> TASK TO CARRY OUT
Word for word, retype every entry in the listing.

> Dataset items
-- begin --

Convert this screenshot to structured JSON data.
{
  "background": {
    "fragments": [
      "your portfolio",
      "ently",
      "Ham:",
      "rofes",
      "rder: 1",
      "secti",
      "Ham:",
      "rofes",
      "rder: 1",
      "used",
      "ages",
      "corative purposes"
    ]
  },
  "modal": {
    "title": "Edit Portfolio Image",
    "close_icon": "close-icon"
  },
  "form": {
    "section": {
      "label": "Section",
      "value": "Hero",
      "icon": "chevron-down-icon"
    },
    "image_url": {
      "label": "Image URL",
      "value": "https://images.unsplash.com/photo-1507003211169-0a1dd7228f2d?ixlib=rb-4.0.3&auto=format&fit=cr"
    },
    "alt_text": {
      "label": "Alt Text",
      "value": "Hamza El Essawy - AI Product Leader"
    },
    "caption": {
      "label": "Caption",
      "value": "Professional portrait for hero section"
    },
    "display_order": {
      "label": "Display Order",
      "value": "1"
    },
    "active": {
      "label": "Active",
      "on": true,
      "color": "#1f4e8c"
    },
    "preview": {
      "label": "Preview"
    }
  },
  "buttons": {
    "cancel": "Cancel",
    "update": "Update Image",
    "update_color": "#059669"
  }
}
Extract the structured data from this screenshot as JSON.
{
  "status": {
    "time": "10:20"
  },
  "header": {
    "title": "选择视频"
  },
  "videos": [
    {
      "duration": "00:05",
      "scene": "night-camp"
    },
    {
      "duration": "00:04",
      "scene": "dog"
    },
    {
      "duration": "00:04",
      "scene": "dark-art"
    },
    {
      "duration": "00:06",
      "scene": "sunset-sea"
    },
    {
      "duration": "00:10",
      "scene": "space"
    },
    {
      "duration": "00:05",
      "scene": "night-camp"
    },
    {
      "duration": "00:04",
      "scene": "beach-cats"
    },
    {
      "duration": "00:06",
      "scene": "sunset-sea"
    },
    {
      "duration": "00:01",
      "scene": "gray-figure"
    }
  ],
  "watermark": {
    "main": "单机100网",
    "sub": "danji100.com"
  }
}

-- end --

> EXERCISE SOLUTION
Convert this screenshot to structured JSON data.
{
  "background": {
    "fragments": [
      "your portfolio",
      "ently",
      "Ham:",
      "rofes",
      "rder: 1",
      "secti",
      "Ham:",
      "rofes",
      "rder: 1",
      "used",
      "ages",
      "corative purposes"
    ]
  },
  "modal": {
    "title": "Edit Portfolio Image",
    "close_icon": "close-icon"
  },
  "form": {
    "section": {
      "label": "Section",
      "value": "Hero",
      "icon": "chevron-down-icon"
    },
    "image_url": {
      "label": "Image URL",
      "value": "https://images.unsplash.com/photo-1507003211169-0a1dd7228f2d?ixlib=rb-4.0.3&auto=format&fit=cr"
    },
    "alt_text": {
      "label": "Alt Text",
      "value": "Hamza El Essawy - AI Product Leader"
    },
    "caption": {
      "label": "Caption",
      "value": "Professional portrait for hero section"
    },
    "display_order": {
      "label": "Display Order",
      "value": "1"
    },
    "active": {
      "label": "Active",
      "on": true,
      "color": "#1f4e8c"
    },
    "preview": {
      "label": "Preview"
    }
  },
  "buttons": {
    "cancel": "Cancel",
    "update": "Update Image",
    "update_color": "#059669"
  }
}
Extract the structured data from this screenshot as JSON.
{
  "status": {
    "time": "10:20"
  },
  "header": {
    "title": "选择视频"
  },
  "videos": [
    {
      "duration": "00:05",
      "scene": "night-camp"
    },
    {
      "duration": "00:04",
      "scene": "dog"
    },
    {
      "duration": "00:04",
      "scene": "dark-art"
    },
    {
      "duration": "00:06",
      "scene": "sunset-sea"
    },
    {
      "duration": "00:10",
      "scene": "space"
    },
    {
      "duration": "00:05",
      "scene": "night-camp"
    },
    {
      "duration": "00:04",
      "scene": "beach-cats"
    },
    {
      "duration": "00:06",
      "scene": "sunset-sea"
    },
    {
      "duration": "00:01",
      "scene": "gray-figure"
    }
  ],
  "watermark": {
    "main": "单机100网",
    "sub": "danji100.com"
  }
}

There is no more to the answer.